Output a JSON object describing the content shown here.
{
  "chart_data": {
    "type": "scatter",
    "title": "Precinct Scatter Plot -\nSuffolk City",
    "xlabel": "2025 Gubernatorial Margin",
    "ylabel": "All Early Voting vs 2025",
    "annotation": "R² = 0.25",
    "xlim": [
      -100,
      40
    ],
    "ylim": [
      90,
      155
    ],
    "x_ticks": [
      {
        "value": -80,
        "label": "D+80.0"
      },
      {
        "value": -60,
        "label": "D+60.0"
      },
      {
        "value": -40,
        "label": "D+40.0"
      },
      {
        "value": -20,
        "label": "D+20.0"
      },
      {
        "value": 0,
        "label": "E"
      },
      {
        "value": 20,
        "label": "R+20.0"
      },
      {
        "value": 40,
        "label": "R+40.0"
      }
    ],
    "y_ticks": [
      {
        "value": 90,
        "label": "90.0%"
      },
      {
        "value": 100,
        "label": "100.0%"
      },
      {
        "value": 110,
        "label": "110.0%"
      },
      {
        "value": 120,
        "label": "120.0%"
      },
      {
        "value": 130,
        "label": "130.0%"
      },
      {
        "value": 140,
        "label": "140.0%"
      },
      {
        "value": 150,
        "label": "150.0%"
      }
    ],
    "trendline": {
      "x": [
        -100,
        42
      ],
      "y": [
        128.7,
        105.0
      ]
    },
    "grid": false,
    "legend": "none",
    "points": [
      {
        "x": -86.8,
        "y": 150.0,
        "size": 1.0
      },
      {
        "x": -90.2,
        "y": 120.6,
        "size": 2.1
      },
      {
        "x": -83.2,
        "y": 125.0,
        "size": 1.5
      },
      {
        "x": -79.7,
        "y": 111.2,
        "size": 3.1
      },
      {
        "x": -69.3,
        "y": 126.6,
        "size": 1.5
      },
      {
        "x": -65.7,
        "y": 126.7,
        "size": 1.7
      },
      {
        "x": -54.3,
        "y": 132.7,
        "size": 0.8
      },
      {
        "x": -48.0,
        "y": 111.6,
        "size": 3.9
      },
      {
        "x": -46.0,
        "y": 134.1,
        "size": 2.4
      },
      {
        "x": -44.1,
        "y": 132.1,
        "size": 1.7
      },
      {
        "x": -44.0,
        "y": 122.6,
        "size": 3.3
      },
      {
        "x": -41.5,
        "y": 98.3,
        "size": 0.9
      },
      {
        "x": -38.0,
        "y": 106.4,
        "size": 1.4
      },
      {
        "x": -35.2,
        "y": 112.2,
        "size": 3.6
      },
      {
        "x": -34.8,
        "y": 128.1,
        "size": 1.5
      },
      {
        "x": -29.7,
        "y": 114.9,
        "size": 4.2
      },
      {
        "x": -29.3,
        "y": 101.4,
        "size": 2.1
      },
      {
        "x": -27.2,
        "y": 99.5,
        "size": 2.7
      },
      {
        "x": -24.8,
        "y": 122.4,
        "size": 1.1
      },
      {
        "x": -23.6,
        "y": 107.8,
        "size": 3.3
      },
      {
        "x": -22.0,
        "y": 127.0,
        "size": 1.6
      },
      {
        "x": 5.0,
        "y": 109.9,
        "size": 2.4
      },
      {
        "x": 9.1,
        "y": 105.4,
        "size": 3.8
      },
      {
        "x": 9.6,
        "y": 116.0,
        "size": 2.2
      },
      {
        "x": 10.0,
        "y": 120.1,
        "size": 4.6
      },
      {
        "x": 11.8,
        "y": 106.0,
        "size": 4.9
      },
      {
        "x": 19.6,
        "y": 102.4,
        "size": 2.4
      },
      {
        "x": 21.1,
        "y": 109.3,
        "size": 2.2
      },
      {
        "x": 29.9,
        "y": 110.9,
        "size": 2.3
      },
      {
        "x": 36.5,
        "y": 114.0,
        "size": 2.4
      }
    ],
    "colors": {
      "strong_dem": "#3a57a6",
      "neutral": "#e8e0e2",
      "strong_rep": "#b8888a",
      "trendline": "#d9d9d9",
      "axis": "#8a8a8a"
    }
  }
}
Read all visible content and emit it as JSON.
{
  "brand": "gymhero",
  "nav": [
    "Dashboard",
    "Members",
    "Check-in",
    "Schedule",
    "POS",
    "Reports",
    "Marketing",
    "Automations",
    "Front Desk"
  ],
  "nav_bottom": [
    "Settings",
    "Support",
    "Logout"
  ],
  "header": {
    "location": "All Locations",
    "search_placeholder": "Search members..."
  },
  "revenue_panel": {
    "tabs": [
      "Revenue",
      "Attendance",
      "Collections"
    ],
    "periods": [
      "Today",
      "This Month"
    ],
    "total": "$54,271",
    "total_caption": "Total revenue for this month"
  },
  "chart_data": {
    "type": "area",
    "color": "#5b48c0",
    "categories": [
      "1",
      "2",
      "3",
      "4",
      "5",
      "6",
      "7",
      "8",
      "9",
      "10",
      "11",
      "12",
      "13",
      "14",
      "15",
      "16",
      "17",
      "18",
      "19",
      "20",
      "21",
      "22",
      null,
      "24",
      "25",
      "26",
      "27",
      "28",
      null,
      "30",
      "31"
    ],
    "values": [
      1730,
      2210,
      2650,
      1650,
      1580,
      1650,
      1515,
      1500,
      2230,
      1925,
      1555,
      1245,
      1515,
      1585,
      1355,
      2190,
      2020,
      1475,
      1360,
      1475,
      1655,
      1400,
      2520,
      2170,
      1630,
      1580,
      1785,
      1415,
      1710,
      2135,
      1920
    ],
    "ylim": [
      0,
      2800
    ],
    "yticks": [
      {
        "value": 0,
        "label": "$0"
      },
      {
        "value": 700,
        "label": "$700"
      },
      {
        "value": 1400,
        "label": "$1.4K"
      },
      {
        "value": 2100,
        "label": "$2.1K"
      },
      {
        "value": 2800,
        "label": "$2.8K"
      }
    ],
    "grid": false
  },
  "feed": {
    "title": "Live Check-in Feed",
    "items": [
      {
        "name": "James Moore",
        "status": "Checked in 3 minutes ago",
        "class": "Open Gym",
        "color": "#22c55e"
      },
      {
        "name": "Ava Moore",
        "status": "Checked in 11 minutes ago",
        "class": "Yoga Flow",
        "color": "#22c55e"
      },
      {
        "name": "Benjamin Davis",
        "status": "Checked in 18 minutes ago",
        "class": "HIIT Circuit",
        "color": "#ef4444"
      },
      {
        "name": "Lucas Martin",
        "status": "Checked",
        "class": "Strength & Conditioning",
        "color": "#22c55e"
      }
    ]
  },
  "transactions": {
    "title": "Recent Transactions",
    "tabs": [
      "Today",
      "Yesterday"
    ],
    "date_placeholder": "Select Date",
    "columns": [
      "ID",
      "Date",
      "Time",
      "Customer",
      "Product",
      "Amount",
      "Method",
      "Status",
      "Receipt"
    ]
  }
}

---

- [SET PROBLEM]
Recopy all the lines exactly as they appear.

- [COMPLETE RESPONSE]
Output a JSON object describing the content shown here.
{
  "chart_data": {
    "type": "scatter",
    "title": "Precinct Scatter Plot -\nSuffolk City",
    "xlabel": "2025 Gubernatorial Margin",
    "ylabel": "All Early Voting vs 2025",
    "annotation": "R² = 0.25",
    "xlim": [
      -100,
      40
    ],
    "ylim": [
      90,
      155
    ],
    "x_ticks": [
      {
        "value": -80,
        "label": "D+80.0"
      },
      {
        "value": -60,
        "label": "D+60.0"
      },
      {
        "value": -40,
        "label": "D+40.0"
      },
      {
        "value": -20,
        "label": "D+20.0"
      },
      {
        "value": 0,
        "label": "E"
      },
      {
        "value": 20,
        "label": "R+20.0"
      },
      {
        "value": 40,
        "label": "R+40.0"
      }
    ],
    "y_ticks": [
      {
        "value": 90,
        "label": "90.0%"
      },
      {
        "value": 100,
        "label": "100.0%"
      },
      {
        "value": 110,
        "label": "110.0%"
      },
      {
        "value": 120,
        "label": "120.0%"
      },
      {
        "value": 130,
        "label": "130.0%"
      },
      {
        "value": 140,
        "label": "140.0%"
      },
      {
        "value": 150,
        "label": "150.0%"
      }
    ],
    "trendline": {
      "x": [
        -100,
        42
      ],
      "y": [
        128.7,
        105.0
      ]
    },
    "grid": false,
    "legend": "none",
    "points": [
      {
        "x": -86.8,
        "y": 150.0,
        "size": 1.0
      },
      {
        "x": -90.2,
        "y": 120.6,
        "size": 2.1
      },
      {
        "x": -83.2,
        "y": 125.0,
        "size": 1.5
      },
      {
        "x": -79.7,
        "y": 111.2,
        "size": 3.1
      },
      {
        "x": -69.3,
        "y": 126.6,
        "size": 1.5
      },
      {
        "x": -65.7,
        "y": 126.7,
        "size": 1.7
      },
      {
        "x": -54.3,
        "y": 132.7,
        "size": 0.8
      },
      {
        "x": -48.0,
        "y": 111.6,
        "size": 3.9
      },
      {
        "x": -46.0,
        "y": 134.1,
        "size": 2.4
      },
      {
        "x": -44.1,
        "y": 132.1,
        "size": 1.7
      },
      {
        "x": -44.0,
        "y": 122.6,
        "size": 3.3
      },
      {
        "x": -41.5,
        "y": 98.3,
        "size": 0.9
      },
      {
        "x": -38.0,
        "y": 106.4,
        "size": 1.4
      },
      {
        "x": -35.2,
        "y": 112.2,
        "size": 3.6
      },
      {
        "x": -34.8,
        "y": 128.1,
        "size": 1.5
      },
      {
        "x": -29.7,
        "y": 114.9,
        "size": 4.2
      },
      {
        "x": -29.3,
        "y": 101.4,
        "size": 2.1
      },
      {
        "x": -27.2,
        "y": 99.5,
        "size": 2.7
      },
      {
        "x": -24.8,
        "y": 122.4,
        "size": 1.1
      },
      {
        "x": -23.6,
        "y": 107.8,
        "size": 3.3
      },
      {
        "x": -22.0,
        "y": 127.0,
        "size": 1.6
      },
      {
        "x": 5.0,
        "y": 109.9,
        "size": 2.4
      },
      {
        "x": 9.1,
        "y": 105.4,
        "size": 3.8
      },
      {
        "x": 9.6,
        "y": 116.0,
        "size": 2.2
      },
      {
        "x": 10.0,
        "y": 120.1,
        "size": 4.6
      },
      {
        "x": 11.8,
        "y": 106.0,
        "size": 4.9
      },
      {
        "x": 19.6,
        "y": 102.4,
        "size": 2.4
      },
      {
        "x": 21.1,
        "y": 109.3,
        "size": 2.2
      },
      {
        "x": 29.9,
        "y": 110.9,
        "size": 2.3
      },
      {
        "x": 36.5,
        "y": 114.0,
        "size": 2.4
      }
    ],
    "colors": {
      "strong_dem": "#3a57a6",
      "neutral": "#e8e0e2",
      "strong_rep": "#b8888a",
      "trendline": "#d9d9d9",
      "axis": "#8a8a8a"
    }
  }
}
Read all visible content and emit it as JSON.
{
  "brand": "gymhero",
  "nav": [
    "Dashboard",
    "Members",
    "Check-in",
    "Schedule",
    "POS",
    "Reports",
    "Marketing",
    "Automations",
    "Front Desk"
  ],
  "nav_bottom": [
    "Settings",
    "Support",
    "Logout"
  ],
  "header": {
    "location": "All Locations",
    "search_placeholder": "Search members..."
  },
  "revenue_panel": {
    "tabs": [
      "Revenue",
      "Attendance",
      "Collections"
    ],
    "periods": [
      "Today",
      "This Month"
    ],
    "total": "$54,271",
    "total_caption": "Total revenue for this month"
  },
  "chart_data": {
    "type": "area",
    "color": "#5b48c0",
    "categories": [
      "1",
      "2",
      "3",
      "4",
      "5",
      "6",
      "7",
      "8",
      "9",
      "10",
      "11",
      "12",
      "13",
      "14",
      "15",
      "16",
      "17",
      "18",
      "19",
      "20",
      "21",
      "22",
      null,
      "24",
      "25",
      "26",
      "27",
      "28",
      null,
      "30",
      "31"
    ],
    "values": [
      1730,
      2210,
      2650,
      1650,
      1580,
      1650,
      1515,
      1500,
      2230,
      1925,
      1555,
      1245,
      1515,
      1585,
      1355,
      2190,
      2020,
      1475,
      1360,
      1475,
      1655,
      1400,
      2520,
      2170,
      1630,
      1580,
      1785,
      1415,
      1710,
      2135,
      1920
    ],
    "ylim": [
      0,
      2800
    ],
    "yticks": [
      {
        "value": 0,
        "label": "$0"
      },
      {
        "value": 700,
        "label": "$700"
      },
      {
        "value": 1400,
        "label": "$1.4K"
      },
      {
        "value": 2100,
        "label": "$2.1K"
      },
      {
        "value": 2800,
        "label": "$2.8K"
      }
    ],
    "grid": false
  },
  "feed": {
    "title": "Live Check-in Feed",
    "items": [
      {
        "name": "James Moore",
        "status": "Checked in 3 minutes ago",
        "class": "Open Gym",
        "color": "#22c55e"
      },
      {
        "name": "Ava Moore",
        "status": "Checked in 11 minutes ago",
        "class": "Yoga Flow",
        "color": "#22c55e"
      },
      {
        "name": "Benjamin Davis",
        "status": "Checked in 18 minutes ago",
        "class": "HIIT Circuit",
        "color": "#ef4444"
      },
      {
        "name": "Lucas Martin",
        "status": "Checked",
        "class": "Strength & Conditioning",
        "color": "#22c55e"
      }
    ]
  },
  "transactions": {
    "title": "Recent Transactions",
    "tabs": [
      "Today",
      "Yesterday"
    ],
    "date_placeholder": "Select Date",
    "columns": [
      "ID",
      "Date",
      "Time",
      "Customer",
      "Product",
      "Amount",
      "Method",
      "Status",
      "Receipt"
    ]
  }
}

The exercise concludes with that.